- Given problem
Pull out every line with the word "subtitle".

[Stored data]
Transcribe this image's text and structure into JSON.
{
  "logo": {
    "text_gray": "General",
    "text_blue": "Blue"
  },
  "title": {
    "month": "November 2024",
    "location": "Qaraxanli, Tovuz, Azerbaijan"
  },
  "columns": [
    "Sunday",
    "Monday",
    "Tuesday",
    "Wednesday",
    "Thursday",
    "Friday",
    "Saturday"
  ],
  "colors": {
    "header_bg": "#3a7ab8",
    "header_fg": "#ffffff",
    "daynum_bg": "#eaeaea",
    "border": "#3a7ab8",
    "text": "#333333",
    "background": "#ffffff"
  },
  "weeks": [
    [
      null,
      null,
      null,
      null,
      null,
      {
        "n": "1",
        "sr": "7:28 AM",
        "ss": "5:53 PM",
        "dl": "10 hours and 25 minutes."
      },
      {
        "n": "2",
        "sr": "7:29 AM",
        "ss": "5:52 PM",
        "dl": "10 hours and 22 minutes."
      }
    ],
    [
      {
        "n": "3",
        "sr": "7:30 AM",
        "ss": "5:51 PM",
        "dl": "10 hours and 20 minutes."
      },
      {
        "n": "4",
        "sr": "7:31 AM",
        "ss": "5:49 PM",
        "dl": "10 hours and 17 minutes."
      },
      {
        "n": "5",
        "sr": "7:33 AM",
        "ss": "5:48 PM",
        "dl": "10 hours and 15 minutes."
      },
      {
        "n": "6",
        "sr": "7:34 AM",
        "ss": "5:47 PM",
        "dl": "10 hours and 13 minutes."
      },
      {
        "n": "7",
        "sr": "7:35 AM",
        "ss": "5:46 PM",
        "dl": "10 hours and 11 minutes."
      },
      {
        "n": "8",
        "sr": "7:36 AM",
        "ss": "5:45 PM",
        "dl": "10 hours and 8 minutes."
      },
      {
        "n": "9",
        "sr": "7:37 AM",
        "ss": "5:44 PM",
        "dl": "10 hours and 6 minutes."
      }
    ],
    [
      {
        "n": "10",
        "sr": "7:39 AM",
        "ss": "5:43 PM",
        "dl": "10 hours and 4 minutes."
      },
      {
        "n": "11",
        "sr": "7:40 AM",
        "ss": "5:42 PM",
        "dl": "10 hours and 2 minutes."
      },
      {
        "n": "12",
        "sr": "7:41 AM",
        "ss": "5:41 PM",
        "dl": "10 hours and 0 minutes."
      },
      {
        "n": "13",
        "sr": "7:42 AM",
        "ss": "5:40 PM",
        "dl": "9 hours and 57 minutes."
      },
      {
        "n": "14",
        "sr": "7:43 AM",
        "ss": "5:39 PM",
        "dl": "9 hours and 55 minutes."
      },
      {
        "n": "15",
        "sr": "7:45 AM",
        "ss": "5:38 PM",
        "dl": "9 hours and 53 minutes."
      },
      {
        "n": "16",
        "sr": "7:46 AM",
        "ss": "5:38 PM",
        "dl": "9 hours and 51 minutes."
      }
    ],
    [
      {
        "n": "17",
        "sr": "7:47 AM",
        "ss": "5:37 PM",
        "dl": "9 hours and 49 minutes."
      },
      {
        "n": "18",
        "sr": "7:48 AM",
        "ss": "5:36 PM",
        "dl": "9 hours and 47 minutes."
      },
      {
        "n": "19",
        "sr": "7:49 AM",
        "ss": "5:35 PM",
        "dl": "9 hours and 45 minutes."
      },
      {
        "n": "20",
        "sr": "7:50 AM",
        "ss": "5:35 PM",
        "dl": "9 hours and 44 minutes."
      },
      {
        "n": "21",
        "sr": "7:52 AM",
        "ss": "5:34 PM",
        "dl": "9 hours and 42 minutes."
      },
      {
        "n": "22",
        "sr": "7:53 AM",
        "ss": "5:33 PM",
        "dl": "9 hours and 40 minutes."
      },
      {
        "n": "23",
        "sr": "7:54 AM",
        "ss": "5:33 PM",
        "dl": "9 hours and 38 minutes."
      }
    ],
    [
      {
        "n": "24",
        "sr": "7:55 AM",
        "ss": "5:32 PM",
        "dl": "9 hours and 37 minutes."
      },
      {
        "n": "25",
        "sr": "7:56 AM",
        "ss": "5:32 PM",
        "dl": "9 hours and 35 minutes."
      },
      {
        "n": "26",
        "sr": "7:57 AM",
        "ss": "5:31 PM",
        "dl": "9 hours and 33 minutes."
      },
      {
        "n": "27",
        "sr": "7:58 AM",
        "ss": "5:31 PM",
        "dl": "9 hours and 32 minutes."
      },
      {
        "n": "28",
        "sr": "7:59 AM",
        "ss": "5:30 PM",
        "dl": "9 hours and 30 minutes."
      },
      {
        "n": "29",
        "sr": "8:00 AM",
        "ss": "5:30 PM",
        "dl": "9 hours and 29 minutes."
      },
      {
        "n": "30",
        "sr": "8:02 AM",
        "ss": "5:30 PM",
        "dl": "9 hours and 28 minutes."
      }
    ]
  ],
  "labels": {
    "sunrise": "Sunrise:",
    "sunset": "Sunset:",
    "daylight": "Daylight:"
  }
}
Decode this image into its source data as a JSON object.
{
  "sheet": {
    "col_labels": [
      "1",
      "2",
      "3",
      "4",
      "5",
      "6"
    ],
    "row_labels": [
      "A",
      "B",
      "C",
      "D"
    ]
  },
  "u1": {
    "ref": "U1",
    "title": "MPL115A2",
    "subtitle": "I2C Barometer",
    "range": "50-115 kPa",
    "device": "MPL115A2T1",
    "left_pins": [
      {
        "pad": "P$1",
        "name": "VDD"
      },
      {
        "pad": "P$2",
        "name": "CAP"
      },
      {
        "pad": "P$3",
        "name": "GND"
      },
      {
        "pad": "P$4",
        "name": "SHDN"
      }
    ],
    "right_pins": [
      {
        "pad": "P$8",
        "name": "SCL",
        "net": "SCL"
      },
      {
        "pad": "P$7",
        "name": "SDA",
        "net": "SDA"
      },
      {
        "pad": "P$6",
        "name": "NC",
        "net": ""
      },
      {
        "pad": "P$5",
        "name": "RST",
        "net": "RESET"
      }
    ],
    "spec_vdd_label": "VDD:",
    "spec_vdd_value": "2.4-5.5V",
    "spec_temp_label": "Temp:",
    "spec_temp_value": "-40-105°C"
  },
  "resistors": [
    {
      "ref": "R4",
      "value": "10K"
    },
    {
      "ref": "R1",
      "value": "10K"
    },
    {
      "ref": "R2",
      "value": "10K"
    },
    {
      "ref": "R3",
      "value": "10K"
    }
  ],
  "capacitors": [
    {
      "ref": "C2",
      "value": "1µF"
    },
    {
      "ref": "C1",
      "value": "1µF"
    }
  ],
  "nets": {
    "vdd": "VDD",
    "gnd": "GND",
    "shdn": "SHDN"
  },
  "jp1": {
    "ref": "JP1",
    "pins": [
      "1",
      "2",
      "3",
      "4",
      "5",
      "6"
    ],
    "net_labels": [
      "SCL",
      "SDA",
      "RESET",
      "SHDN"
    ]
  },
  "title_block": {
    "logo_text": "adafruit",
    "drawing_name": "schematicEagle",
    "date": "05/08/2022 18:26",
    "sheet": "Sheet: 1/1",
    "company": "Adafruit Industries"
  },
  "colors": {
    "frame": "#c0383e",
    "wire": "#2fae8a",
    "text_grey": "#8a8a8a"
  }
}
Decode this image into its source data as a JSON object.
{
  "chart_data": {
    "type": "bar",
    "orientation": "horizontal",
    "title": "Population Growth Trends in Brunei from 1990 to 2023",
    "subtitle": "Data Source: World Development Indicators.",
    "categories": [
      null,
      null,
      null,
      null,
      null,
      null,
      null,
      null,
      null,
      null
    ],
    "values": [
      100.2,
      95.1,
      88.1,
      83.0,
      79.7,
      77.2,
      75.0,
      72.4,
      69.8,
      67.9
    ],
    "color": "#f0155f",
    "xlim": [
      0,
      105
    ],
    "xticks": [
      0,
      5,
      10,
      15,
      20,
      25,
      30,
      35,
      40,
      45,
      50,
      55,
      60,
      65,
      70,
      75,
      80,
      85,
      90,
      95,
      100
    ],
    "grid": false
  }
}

- Reply
    "subtitle": "I2C Barometer",
    "subtitle": "Data Source: World Development Indicators.",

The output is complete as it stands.